YOUR INSTRUCTIONS:
Output the material word for word. Leave each picture out.

DATASET EXCERPTS:
BEGIN
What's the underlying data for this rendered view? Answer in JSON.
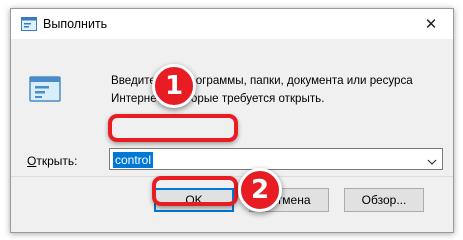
{
  "window": {
    "title": "Выполнить",
    "close_symbol": "✕",
    "app_icon": "run-dialog-icon"
  },
  "dialog": {
    "icon": "run-program-icon",
    "description_line1": "Введите имя программы, папки, документа или ресурса",
    "description_line2": "Интернета, которые требуется открыть.",
    "open_label_prefix": "О",
    "open_label_rest": "ткрыть:",
    "input_value": "control",
    "dropdown_icon": "chevron-down-icon"
  },
  "buttons": {
    "ok": "OK",
    "cancel": "Отмена",
    "browse": "Обзор..."
  },
  "annotations": {
    "step1": "1",
    "step2": "2",
    "highlight_color": "#e81c23"
  },
  "colors": {
    "selection": "#0078d7",
    "dialog_bg": "#f0f0f0"
  }
}
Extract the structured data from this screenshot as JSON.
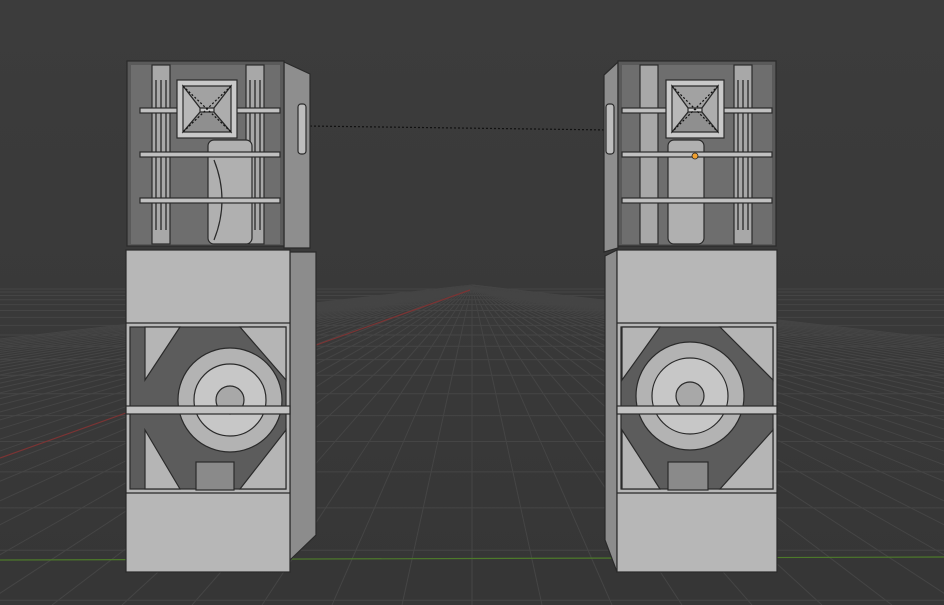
{
  "viewport": {
    "background": "#3a3a3a",
    "grid_color": "#454545",
    "x_axis_color": "#8a3a3a",
    "y_axis_color": "#4e7a2a",
    "model_color": "#b5b5b5",
    "model_shadow": "#9a9a9a",
    "model_edge": "#2a2a2a",
    "selection_color": "#f0a030"
  },
  "objects": [
    {
      "name": "speaker-left",
      "parts": [
        "top-cabinet",
        "horn",
        "sub-cabinet",
        "woofer"
      ]
    },
    {
      "name": "speaker-right",
      "parts": [
        "top-cabinet",
        "horn",
        "sub-cabinet",
        "woofer"
      ]
    }
  ]
}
END
RESULT OF THIS EXERCISE:
What's the underlying data for this rendered view? Answer in JSON.
{
  "window": {
    "title": "Выполнить",
    "close_symbol": "✕",
    "app_icon": "run-dialog-icon"
  },
  "dialog": {
    "icon": "run-program-icon",
    "description_line1": "Введите имя программы, папки, документа или ресурса",
    "description_line2": "Интернета, которые требуется открыть.",
    "open_label_prefix": "О",
    "open_label_rest": "ткрыть:",
    "input_value": "control",
    "dropdown_icon": "chevron-down-icon"
  },
  "buttons": {
    "ok": "OK",
    "cancel": "Отмена",
    "browse": "Обзор..."
  },
  "annotations": {
    "step1": "1",
    "step2": "2",
    "highlight_color": "#e81c23"
  },
  "colors": {
    "selection": "#0078d7",
    "dialog_bg": "#f0f0f0"
  }
}
Extract the structured data from this screenshot as JSON.
{
  "viewport": {
    "background": "#3a3a3a",
    "grid_color": "#454545",
    "x_axis_color": "#8a3a3a",
    "y_axis_color": "#4e7a2a",
    "model_color": "#b5b5b5",
    "model_shadow": "#9a9a9a",
    "model_edge": "#2a2a2a",
    "selection_color": "#f0a030"
  },
  "objects": [
    {
      "name": "speaker-left",
      "parts": [
        "top-cabinet",
        "horn",
        "sub-cabinet",
        "woofer"
      ]
    },
    {
      "name": "speaker-right",
      "parts": [
        "top-cabinet",
        "horn",
        "sub-cabinet",
        "woofer"
      ]
    }
  ]
}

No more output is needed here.